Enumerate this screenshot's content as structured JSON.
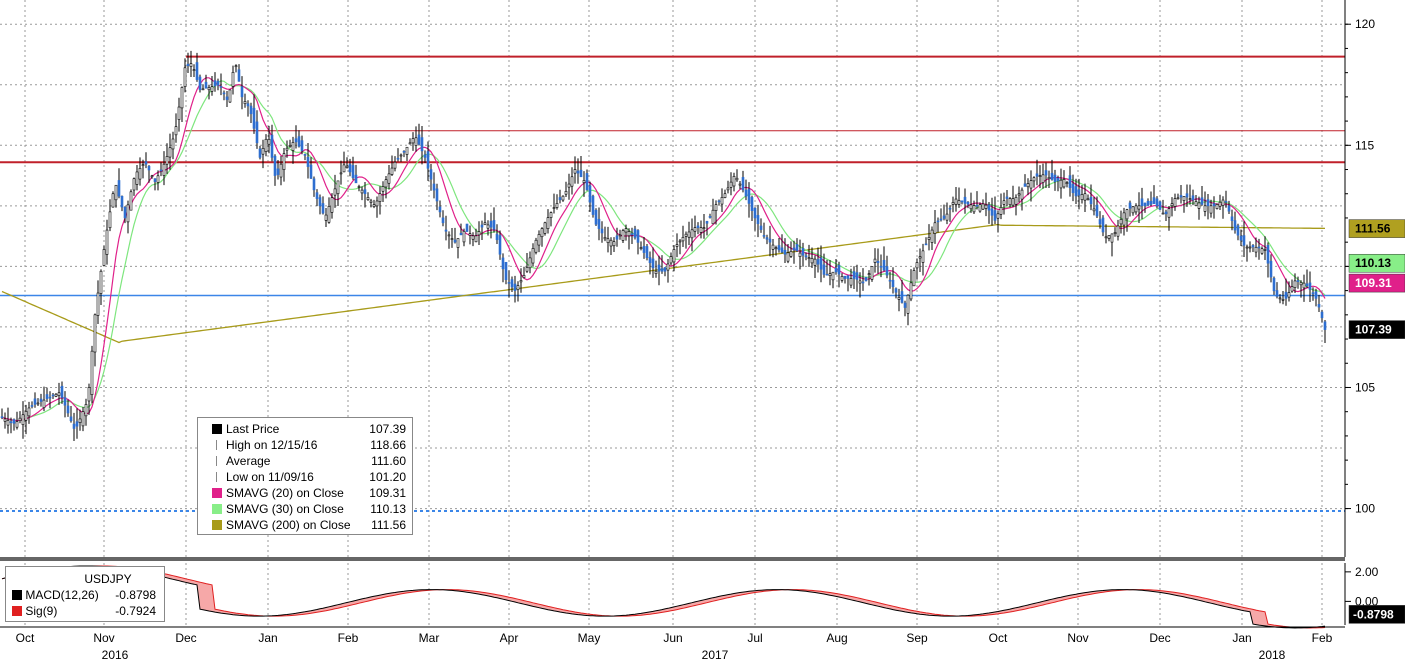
{
  "chart_data": {
    "type": "candlestick",
    "instrument": "USDJPY",
    "ylim": [
      98,
      121
    ],
    "y_ticks": [
      100,
      105,
      110,
      115,
      120
    ],
    "x_month_labels": [
      "Oct",
      "Nov",
      "Dec",
      "Jan",
      "Feb",
      "Mar",
      "Apr",
      "May",
      "Jun",
      "Jul",
      "Aug",
      "Sep",
      "Oct",
      "Nov",
      "Dec",
      "Jan",
      "Feb"
    ],
    "x_year_labels": [
      "2016",
      "2017",
      "2018"
    ],
    "price_path": [
      [
        0,
        103.8
      ],
      [
        15,
        103.5
      ],
      [
        30,
        104.2
      ],
      [
        45,
        104.5
      ],
      [
        60,
        104.8
      ],
      [
        75,
        103.2
      ],
      [
        88,
        104.5
      ],
      [
        95,
        108
      ],
      [
        105,
        111
      ],
      [
        115,
        113.5
      ],
      [
        125,
        112
      ],
      [
        135,
        113.8
      ],
      [
        145,
        114.3
      ],
      [
        155,
        113.5
      ],
      [
        165,
        114.3
      ],
      [
        175,
        115.5
      ],
      [
        185,
        118.2
      ],
      [
        192,
        118.4
      ],
      [
        200,
        117.3
      ],
      [
        210,
        117.4
      ],
      [
        220,
        117.5
      ],
      [
        228,
        116.8
      ],
      [
        235,
        118.5
      ],
      [
        242,
        117
      ],
      [
        250,
        116.5
      ],
      [
        260,
        114.5
      ],
      [
        268,
        115.5
      ],
      [
        276,
        113.5
      ],
      [
        285,
        114.8
      ],
      [
        295,
        115.2
      ],
      [
        305,
        114.6
      ],
      [
        315,
        113
      ],
      [
        325,
        112
      ],
      [
        335,
        113.2
      ],
      [
        345,
        114.3
      ],
      [
        355,
        113.5
      ],
      [
        365,
        113
      ],
      [
        375,
        112.5
      ],
      [
        385,
        113.5
      ],
      [
        395,
        114.3
      ],
      [
        405,
        114.8
      ],
      [
        415,
        115.4
      ],
      [
        425,
        114.5
      ],
      [
        435,
        113
      ],
      [
        445,
        111.5
      ],
      [
        455,
        111
      ],
      [
        465,
        111.5
      ],
      [
        475,
        111.2
      ],
      [
        485,
        111.8
      ],
      [
        495,
        111.5
      ],
      [
        505,
        109.5
      ],
      [
        515,
        109
      ],
      [
        525,
        109.7
      ],
      [
        535,
        111
      ],
      [
        545,
        111.8
      ],
      [
        555,
        112.5
      ],
      [
        565,
        113
      ],
      [
        575,
        114
      ],
      [
        585,
        113.5
      ],
      [
        595,
        111.8
      ],
      [
        605,
        111.2
      ],
      [
        615,
        111
      ],
      [
        625,
        111.6
      ],
      [
        635,
        111.2
      ],
      [
        645,
        110.5
      ],
      [
        655,
        109.8
      ],
      [
        665,
        109.8
      ],
      [
        675,
        110.8
      ],
      [
        685,
        111.3
      ],
      [
        695,
        111.6
      ],
      [
        705,
        111.6
      ],
      [
        715,
        112.5
      ],
      [
        725,
        113
      ],
      [
        735,
        113.8
      ],
      [
        745,
        113
      ],
      [
        755,
        112
      ],
      [
        765,
        111.2
      ],
      [
        775,
        110.8
      ],
      [
        785,
        110.5
      ],
      [
        795,
        110.7
      ],
      [
        805,
        110.4
      ],
      [
        815,
        110.3
      ],
      [
        825,
        109.6
      ],
      [
        835,
        109.8
      ],
      [
        845,
        109.5
      ],
      [
        855,
        109.5
      ],
      [
        865,
        109.3
      ],
      [
        875,
        110.3
      ],
      [
        885,
        109.8
      ],
      [
        895,
        109
      ],
      [
        905,
        108.3
      ],
      [
        915,
        110
      ],
      [
        925,
        110.8
      ],
      [
        935,
        111.8
      ],
      [
        945,
        112
      ],
      [
        955,
        112.8
      ],
      [
        965,
        112.6
      ],
      [
        975,
        112.5
      ],
      [
        985,
        112.6
      ],
      [
        995,
        111.9
      ],
      [
        1005,
        112.8
      ],
      [
        1015,
        112.8
      ],
      [
        1025,
        113.3
      ],
      [
        1035,
        113.7
      ],
      [
        1045,
        113.8
      ],
      [
        1055,
        113.5
      ],
      [
        1065,
        113.6
      ],
      [
        1075,
        112.9
      ],
      [
        1085,
        113
      ],
      [
        1095,
        112.3
      ],
      [
        1105,
        111.2
      ],
      [
        1115,
        111.4
      ],
      [
        1125,
        112.3
      ],
      [
        1135,
        112.5
      ],
      [
        1145,
        112.5
      ],
      [
        1155,
        112.6
      ],
      [
        1165,
        112.1
      ],
      [
        1175,
        112.8
      ],
      [
        1185,
        112.9
      ],
      [
        1195,
        112.7
      ],
      [
        1205,
        112.5
      ],
      [
        1215,
        112.5
      ],
      [
        1225,
        112.8
      ],
      [
        1235,
        111.5
      ],
      [
        1245,
        110.8
      ],
      [
        1255,
        110.8
      ],
      [
        1265,
        110.7
      ],
      [
        1275,
        108.8
      ],
      [
        1285,
        108.6
      ],
      [
        1295,
        109.4
      ],
      [
        1305,
        109.3
      ],
      [
        1315,
        108.8
      ],
      [
        1320,
        108.2
      ],
      [
        1325,
        107.39
      ]
    ],
    "horizontal_lines": [
      {
        "value": 118.66,
        "color": "#c0202a",
        "width": 2
      },
      {
        "value": 115.6,
        "color": "#c0202a",
        "width": 1
      },
      {
        "value": 114.3,
        "color": "#c0202a",
        "width": 2
      },
      {
        "value": 108.8,
        "color": "#3b86e8",
        "width": 1.5
      },
      {
        "value": 99.9,
        "color": "#3b86e8",
        "width": 2,
        "dash": "3,3"
      }
    ],
    "series": [
      {
        "name": "Last Price",
        "value": "107.39",
        "color": "#2f6fd0",
        "tag_bg": "#000000",
        "tag_fg": "#ffffff"
      },
      {
        "name": "SMAVG (20) on Close",
        "value": "109.31",
        "color": "#e0208a",
        "tag_bg": "#e0208a",
        "tag_fg": "#ffffff"
      },
      {
        "name": "SMAVG (30) on Close",
        "value": "110.13",
        "color": "#7ee67e",
        "tag_bg": "#88ee88",
        "tag_fg": "#000000"
      },
      {
        "name": "SMAVG (200) on Close",
        "value": "111.56",
        "color": "#a89b1a",
        "tag_bg": "#b0a020",
        "tag_fg": "#000000"
      }
    ],
    "legend": [
      {
        "label": "Last Price",
        "value": "107.39",
        "symbol": "box",
        "color": "#000000"
      },
      {
        "label": "High on 12/15/16",
        "value": "118.66",
        "symbol": "high",
        "color": "#888888"
      },
      {
        "label": "Average",
        "value": "111.60",
        "symbol": "avg",
        "color": "#888888"
      },
      {
        "label": "Low on 11/09/16",
        "value": "101.20",
        "symbol": "low",
        "color": "#888888"
      },
      {
        "label": "SMAVG (20) on Close",
        "value": "109.31",
        "symbol": "box",
        "color": "#e0208a"
      },
      {
        "label": "SMAVG (30) on Close",
        "value": "110.13",
        "symbol": "box",
        "color": "#88ee88"
      },
      {
        "label": "SMAVG (200) on Close",
        "value": "111.56",
        "symbol": "box",
        "color": "#a89b1a"
      }
    ],
    "macd": {
      "title": "USDJPY",
      "ylim": [
        -1.6,
        2.6
      ],
      "y_ticks": [
        "2.00",
        "0.00"
      ],
      "macd_label": "MACD(12,26)",
      "macd_value": "-0.8798",
      "sig_label": "Sig(9)",
      "sig_value": "-0.7924",
      "macd_tag": "-0.8798"
    }
  }
}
---*---
WHAT TO DO>
Can you retype every record above exactly, leaving out the pictures?

FINAL RESULT>
Enumerate this screenshot's content as structured JSON.
{
  "chart_data": {
    "type": "candlestick",
    "instrument": "USDJPY",
    "ylim": [
      98,
      121
    ],
    "y_ticks": [
      100,
      105,
      110,
      115,
      120
    ],
    "x_month_labels": [
      "Oct",
      "Nov",
      "Dec",
      "Jan",
      "Feb",
      "Mar",
      "Apr",
      "May",
      "Jun",
      "Jul",
      "Aug",
      "Sep",
      "Oct",
      "Nov",
      "Dec",
      "Jan",
      "Feb"
    ],
    "x_year_labels": [
      "2016",
      "2017",
      "2018"
    ],
    "price_path": [
      [
        0,
        103.8
      ],
      [
        15,
        103.5
      ],
      [
        30,
        104.2
      ],
      [
        45,
        104.5
      ],
      [
        60,
        104.8
      ],
      [
        75,
        103.2
      ],
      [
        88,
        104.5
      ],
      [
        95,
        108
      ],
      [
        105,
        111
      ],
      [
        115,
        113.5
      ],
      [
        125,
        112
      ],
      [
        135,
        113.8
      ],
      [
        145,
        114.3
      ],
      [
        155,
        113.5
      ],
      [
        165,
        114.3
      ],
      [
        175,
        115.5
      ],
      [
        185,
        118.2
      ],
      [
        192,
        118.4
      ],
      [
        200,
        117.3
      ],
      [
        210,
        117.4
      ],
      [
        220,
        117.5
      ],
      [
        228,
        116.8
      ],
      [
        235,
        118.5
      ],
      [
        242,
        117
      ],
      [
        250,
        116.5
      ],
      [
        260,
        114.5
      ],
      [
        268,
        115.5
      ],
      [
        276,
        113.5
      ],
      [
        285,
        114.8
      ],
      [
        295,
        115.2
      ],
      [
        305,
        114.6
      ],
      [
        315,
        113
      ],
      [
        325,
        112
      ],
      [
        335,
        113.2
      ],
      [
        345,
        114.3
      ],
      [
        355,
        113.5
      ],
      [
        365,
        113
      ],
      [
        375,
        112.5
      ],
      [
        385,
        113.5
      ],
      [
        395,
        114.3
      ],
      [
        405,
        114.8
      ],
      [
        415,
        115.4
      ],
      [
        425,
        114.5
      ],
      [
        435,
        113
      ],
      [
        445,
        111.5
      ],
      [
        455,
        111
      ],
      [
        465,
        111.5
      ],
      [
        475,
        111.2
      ],
      [
        485,
        111.8
      ],
      [
        495,
        111.5
      ],
      [
        505,
        109.5
      ],
      [
        515,
        109
      ],
      [
        525,
        109.7
      ],
      [
        535,
        111
      ],
      [
        545,
        111.8
      ],
      [
        555,
        112.5
      ],
      [
        565,
        113
      ],
      [
        575,
        114
      ],
      [
        585,
        113.5
      ],
      [
        595,
        111.8
      ],
      [
        605,
        111.2
      ],
      [
        615,
        111
      ],
      [
        625,
        111.6
      ],
      [
        635,
        111.2
      ],
      [
        645,
        110.5
      ],
      [
        655,
        109.8
      ],
      [
        665,
        109.8
      ],
      [
        675,
        110.8
      ],
      [
        685,
        111.3
      ],
      [
        695,
        111.6
      ],
      [
        705,
        111.6
      ],
      [
        715,
        112.5
      ],
      [
        725,
        113
      ],
      [
        735,
        113.8
      ],
      [
        745,
        113
      ],
      [
        755,
        112
      ],
      [
        765,
        111.2
      ],
      [
        775,
        110.8
      ],
      [
        785,
        110.5
      ],
      [
        795,
        110.7
      ],
      [
        805,
        110.4
      ],
      [
        815,
        110.3
      ],
      [
        825,
        109.6
      ],
      [
        835,
        109.8
      ],
      [
        845,
        109.5
      ],
      [
        855,
        109.5
      ],
      [
        865,
        109.3
      ],
      [
        875,
        110.3
      ],
      [
        885,
        109.8
      ],
      [
        895,
        109
      ],
      [
        905,
        108.3
      ],
      [
        915,
        110
      ],
      [
        925,
        110.8
      ],
      [
        935,
        111.8
      ],
      [
        945,
        112
      ],
      [
        955,
        112.8
      ],
      [
        965,
        112.6
      ],
      [
        975,
        112.5
      ],
      [
        985,
        112.6
      ],
      [
        995,
        111.9
      ],
      [
        1005,
        112.8
      ],
      [
        1015,
        112.8
      ],
      [
        1025,
        113.3
      ],
      [
        1035,
        113.7
      ],
      [
        1045,
        113.8
      ],
      [
        1055,
        113.5
      ],
      [
        1065,
        113.6
      ],
      [
        1075,
        112.9
      ],
      [
        1085,
        113
      ],
      [
        1095,
        112.3
      ],
      [
        1105,
        111.2
      ],
      [
        1115,
        111.4
      ],
      [
        1125,
        112.3
      ],
      [
        1135,
        112.5
      ],
      [
        1145,
        112.5
      ],
      [
        1155,
        112.6
      ],
      [
        1165,
        112.1
      ],
      [
        1175,
        112.8
      ],
      [
        1185,
        112.9
      ],
      [
        1195,
        112.7
      ],
      [
        1205,
        112.5
      ],
      [
        1215,
        112.5
      ],
      [
        1225,
        112.8
      ],
      [
        1235,
        111.5
      ],
      [
        1245,
        110.8
      ],
      [
        1255,
        110.8
      ],
      [
        1265,
        110.7
      ],
      [
        1275,
        108.8
      ],
      [
        1285,
        108.6
      ],
      [
        1295,
        109.4
      ],
      [
        1305,
        109.3
      ],
      [
        1315,
        108.8
      ],
      [
        1320,
        108.2
      ],
      [
        1325,
        107.39
      ]
    ],
    "horizontal_lines": [
      {
        "value": 118.66,
        "color": "#c0202a",
        "width": 2
      },
      {
        "value": 115.6,
        "color": "#c0202a",
        "width": 1
      },
      {
        "value": 114.3,
        "color": "#c0202a",
        "width": 2
      },
      {
        "value": 108.8,
        "color": "#3b86e8",
        "width": 1.5
      },
      {
        "value": 99.9,
        "color": "#3b86e8",
        "width": 2,
        "dash": "3,3"
      }
    ],
    "series": [
      {
        "name": "Last Price",
        "value": "107.39",
        "color": "#2f6fd0",
        "tag_bg": "#000000",
        "tag_fg": "#ffffff"
      },
      {
        "name": "SMAVG (20) on Close",
        "value": "109.31",
        "color": "#e0208a",
        "tag_bg": "#e0208a",
        "tag_fg": "#ffffff"
      },
      {
        "name": "SMAVG (30) on Close",
        "value": "110.13",
        "color": "#7ee67e",
        "tag_bg": "#88ee88",
        "tag_fg": "#000000"
      },
      {
        "name": "SMAVG (200) on Close",
        "value": "111.56",
        "color": "#a89b1a",
        "tag_bg": "#b0a020",
        "tag_fg": "#000000"
      }
    ],
    "legend": [
      {
        "label": "Last Price",
        "value": "107.39",
        "symbol": "box",
        "color": "#000000"
      },
      {
        "label": "High on 12/15/16",
        "value": "118.66",
        "symbol": "high",
        "color": "#888888"
      },
      {
        "label": "Average",
        "value": "111.60",
        "symbol": "avg",
        "color": "#888888"
      },
      {
        "label": "Low on 11/09/16",
        "value": "101.20",
        "symbol": "low",
        "color": "#888888"
      },
      {
        "label": "SMAVG (20) on Close",
        "value": "109.31",
        "symbol": "box",
        "color": "#e0208a"
      },
      {
        "label": "SMAVG (30) on Close",
        "value": "110.13",
        "symbol": "box",
        "color": "#88ee88"
      },
      {
        "label": "SMAVG (200) on Close",
        "value": "111.56",
        "symbol": "box",
        "color": "#a89b1a"
      }
    ],
    "macd": {
      "title": "USDJPY",
      "ylim": [
        -1.6,
        2.6
      ],
      "y_ticks": [
        "2.00",
        "0.00"
      ],
      "macd_label": "MACD(12,26)",
      "macd_value": "-0.8798",
      "sig_label": "Sig(9)",
      "sig_value": "-0.7924",
      "macd_tag": "-0.8798"
    }
  }
}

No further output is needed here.